What the task asks: Reply with one number only, the count of lines holding the string "Emil".

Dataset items
+++
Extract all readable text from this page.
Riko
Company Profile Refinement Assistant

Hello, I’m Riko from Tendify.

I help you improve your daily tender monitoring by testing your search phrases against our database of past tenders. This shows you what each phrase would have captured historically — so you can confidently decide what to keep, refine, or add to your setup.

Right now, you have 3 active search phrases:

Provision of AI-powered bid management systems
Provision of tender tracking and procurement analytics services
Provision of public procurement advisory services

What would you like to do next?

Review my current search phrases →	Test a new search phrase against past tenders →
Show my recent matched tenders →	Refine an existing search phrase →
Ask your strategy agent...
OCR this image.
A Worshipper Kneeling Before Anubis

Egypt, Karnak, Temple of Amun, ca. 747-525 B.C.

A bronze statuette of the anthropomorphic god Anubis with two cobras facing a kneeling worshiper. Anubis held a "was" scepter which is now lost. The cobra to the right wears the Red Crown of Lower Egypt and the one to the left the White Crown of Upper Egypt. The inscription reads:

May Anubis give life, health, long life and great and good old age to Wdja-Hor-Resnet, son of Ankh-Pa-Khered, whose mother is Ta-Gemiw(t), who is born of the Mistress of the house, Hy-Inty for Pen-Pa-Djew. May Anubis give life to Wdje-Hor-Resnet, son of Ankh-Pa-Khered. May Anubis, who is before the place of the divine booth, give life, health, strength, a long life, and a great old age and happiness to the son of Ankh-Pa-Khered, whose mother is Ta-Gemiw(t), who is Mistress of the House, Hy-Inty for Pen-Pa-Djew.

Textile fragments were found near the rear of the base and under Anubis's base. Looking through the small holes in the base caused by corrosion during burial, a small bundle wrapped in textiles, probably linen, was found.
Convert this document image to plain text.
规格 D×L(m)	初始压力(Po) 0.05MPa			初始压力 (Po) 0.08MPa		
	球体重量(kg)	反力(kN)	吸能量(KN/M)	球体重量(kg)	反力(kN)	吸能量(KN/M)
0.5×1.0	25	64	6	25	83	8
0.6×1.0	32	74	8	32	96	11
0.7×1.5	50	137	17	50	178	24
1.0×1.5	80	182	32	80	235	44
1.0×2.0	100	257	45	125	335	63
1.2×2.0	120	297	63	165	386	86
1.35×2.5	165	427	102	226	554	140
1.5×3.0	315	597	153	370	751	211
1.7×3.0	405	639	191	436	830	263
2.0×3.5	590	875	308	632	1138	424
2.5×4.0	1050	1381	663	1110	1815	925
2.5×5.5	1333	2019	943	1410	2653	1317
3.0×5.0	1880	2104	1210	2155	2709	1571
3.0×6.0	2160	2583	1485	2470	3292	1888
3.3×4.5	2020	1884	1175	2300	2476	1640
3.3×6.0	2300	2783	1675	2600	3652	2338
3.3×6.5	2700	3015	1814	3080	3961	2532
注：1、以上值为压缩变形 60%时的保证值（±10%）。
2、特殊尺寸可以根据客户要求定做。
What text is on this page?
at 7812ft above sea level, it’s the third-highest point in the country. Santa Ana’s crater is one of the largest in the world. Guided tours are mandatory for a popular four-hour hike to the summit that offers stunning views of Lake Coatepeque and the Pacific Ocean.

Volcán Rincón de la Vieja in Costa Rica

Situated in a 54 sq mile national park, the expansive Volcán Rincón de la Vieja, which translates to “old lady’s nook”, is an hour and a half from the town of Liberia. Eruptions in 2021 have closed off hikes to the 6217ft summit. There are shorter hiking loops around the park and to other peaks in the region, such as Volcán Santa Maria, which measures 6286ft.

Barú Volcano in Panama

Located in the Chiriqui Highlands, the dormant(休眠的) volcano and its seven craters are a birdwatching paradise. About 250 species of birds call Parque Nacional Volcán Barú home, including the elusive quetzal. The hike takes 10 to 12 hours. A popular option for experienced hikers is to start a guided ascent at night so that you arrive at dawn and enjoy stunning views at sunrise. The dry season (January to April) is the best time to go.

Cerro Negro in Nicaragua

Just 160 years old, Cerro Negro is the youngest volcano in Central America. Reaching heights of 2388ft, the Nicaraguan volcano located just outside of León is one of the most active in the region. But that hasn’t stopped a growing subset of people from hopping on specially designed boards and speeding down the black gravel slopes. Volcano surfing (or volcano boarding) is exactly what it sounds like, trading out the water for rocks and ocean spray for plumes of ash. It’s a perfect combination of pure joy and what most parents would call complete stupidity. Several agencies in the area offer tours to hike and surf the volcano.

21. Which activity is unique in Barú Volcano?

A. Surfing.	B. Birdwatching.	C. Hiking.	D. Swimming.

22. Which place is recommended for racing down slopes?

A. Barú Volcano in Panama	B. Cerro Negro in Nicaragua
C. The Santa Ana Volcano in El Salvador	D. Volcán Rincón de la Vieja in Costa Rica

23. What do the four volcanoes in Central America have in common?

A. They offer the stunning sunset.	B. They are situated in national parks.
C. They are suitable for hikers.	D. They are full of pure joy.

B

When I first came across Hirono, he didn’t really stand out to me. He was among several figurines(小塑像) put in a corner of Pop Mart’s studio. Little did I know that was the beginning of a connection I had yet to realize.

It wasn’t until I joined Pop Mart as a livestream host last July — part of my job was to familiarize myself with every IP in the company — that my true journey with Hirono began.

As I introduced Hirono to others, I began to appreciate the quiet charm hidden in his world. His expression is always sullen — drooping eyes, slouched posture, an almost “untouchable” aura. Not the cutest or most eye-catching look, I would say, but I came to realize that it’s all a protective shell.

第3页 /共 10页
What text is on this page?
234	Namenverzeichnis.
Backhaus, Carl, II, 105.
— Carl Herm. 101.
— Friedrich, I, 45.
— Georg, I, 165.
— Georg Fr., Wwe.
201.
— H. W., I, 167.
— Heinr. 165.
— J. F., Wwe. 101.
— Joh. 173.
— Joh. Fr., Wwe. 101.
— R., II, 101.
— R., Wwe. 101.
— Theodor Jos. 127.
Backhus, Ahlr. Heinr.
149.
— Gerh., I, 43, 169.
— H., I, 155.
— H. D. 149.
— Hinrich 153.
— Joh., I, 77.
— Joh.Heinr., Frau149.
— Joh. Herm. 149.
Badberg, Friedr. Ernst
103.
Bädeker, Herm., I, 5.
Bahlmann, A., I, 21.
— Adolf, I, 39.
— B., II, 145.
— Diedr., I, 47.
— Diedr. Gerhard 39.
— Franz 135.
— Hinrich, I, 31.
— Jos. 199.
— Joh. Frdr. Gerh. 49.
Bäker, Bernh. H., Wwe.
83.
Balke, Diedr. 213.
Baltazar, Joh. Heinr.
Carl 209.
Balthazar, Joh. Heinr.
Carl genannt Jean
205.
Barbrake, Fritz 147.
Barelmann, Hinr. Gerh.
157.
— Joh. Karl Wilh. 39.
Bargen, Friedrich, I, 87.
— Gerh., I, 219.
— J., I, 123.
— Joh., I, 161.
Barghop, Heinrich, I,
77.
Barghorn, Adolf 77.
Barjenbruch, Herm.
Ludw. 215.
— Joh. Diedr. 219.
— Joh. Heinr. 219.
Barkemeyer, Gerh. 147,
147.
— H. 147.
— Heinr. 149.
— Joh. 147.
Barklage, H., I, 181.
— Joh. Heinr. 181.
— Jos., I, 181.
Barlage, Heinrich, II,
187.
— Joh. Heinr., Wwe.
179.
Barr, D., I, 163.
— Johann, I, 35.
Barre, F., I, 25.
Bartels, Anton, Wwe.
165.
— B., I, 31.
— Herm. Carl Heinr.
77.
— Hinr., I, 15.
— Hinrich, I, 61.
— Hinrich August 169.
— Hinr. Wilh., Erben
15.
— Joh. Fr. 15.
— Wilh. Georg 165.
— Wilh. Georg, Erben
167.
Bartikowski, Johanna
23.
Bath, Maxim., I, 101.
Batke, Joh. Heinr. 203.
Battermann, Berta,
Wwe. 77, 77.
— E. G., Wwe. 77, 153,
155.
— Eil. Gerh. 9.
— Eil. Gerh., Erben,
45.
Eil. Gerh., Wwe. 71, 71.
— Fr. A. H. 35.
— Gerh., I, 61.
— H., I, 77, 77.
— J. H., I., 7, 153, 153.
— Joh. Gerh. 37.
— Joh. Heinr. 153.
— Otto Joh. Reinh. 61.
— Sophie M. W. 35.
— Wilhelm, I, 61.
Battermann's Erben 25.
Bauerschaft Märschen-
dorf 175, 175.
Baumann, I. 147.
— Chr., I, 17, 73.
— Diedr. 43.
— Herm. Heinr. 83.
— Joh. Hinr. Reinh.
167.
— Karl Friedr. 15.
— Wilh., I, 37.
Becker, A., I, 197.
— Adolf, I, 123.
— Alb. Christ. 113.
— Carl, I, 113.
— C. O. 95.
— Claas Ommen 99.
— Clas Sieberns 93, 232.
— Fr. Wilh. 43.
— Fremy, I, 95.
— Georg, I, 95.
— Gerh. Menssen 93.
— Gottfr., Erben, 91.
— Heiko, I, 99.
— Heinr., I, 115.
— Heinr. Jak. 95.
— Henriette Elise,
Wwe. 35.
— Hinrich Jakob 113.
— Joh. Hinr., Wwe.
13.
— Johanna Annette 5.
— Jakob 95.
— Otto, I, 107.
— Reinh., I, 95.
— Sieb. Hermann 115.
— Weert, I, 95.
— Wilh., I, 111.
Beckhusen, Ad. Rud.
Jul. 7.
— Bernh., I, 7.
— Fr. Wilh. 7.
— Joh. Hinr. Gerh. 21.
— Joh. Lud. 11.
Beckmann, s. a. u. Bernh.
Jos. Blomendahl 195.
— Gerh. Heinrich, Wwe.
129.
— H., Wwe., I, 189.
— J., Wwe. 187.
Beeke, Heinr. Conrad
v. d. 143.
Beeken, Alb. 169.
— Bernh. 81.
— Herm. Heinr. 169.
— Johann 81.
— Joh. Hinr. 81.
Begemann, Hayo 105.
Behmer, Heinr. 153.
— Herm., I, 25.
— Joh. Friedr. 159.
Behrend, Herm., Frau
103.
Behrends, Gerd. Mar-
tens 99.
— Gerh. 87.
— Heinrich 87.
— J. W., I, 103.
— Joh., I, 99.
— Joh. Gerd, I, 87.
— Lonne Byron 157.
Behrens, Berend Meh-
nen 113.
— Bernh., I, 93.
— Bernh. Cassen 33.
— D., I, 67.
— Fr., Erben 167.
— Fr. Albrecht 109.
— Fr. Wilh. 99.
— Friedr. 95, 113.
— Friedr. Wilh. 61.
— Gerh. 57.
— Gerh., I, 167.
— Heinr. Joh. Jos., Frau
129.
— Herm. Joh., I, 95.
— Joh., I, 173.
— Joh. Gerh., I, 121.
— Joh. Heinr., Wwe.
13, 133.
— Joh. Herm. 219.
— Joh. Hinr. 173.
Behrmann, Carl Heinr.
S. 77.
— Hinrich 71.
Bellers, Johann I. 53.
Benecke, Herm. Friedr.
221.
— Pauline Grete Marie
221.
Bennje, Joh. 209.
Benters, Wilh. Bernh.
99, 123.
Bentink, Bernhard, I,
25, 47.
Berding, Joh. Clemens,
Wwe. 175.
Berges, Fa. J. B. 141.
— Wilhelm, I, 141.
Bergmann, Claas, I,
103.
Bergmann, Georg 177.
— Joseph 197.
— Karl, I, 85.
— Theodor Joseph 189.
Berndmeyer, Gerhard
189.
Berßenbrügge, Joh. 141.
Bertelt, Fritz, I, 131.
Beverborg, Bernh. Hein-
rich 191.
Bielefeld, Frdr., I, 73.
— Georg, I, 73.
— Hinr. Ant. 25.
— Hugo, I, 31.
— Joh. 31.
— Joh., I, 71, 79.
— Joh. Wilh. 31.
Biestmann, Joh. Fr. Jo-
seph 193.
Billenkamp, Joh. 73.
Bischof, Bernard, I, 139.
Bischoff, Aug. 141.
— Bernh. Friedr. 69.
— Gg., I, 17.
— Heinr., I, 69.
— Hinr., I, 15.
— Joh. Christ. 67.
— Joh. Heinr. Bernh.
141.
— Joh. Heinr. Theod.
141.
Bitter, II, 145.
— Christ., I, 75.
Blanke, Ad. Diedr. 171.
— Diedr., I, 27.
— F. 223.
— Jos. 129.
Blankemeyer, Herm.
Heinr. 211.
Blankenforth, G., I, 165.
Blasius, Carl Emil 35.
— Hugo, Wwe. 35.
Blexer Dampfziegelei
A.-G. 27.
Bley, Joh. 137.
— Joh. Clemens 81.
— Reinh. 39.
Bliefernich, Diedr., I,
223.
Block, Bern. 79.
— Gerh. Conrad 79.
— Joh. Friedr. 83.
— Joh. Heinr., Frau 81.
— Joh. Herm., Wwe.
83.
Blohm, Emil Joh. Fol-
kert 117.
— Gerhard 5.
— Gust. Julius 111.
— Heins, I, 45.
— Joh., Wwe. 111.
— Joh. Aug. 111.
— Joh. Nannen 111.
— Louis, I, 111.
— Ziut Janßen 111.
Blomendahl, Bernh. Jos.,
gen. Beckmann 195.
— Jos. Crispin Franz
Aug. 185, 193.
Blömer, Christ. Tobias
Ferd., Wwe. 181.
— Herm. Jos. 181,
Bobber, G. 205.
+++
Written solution: 2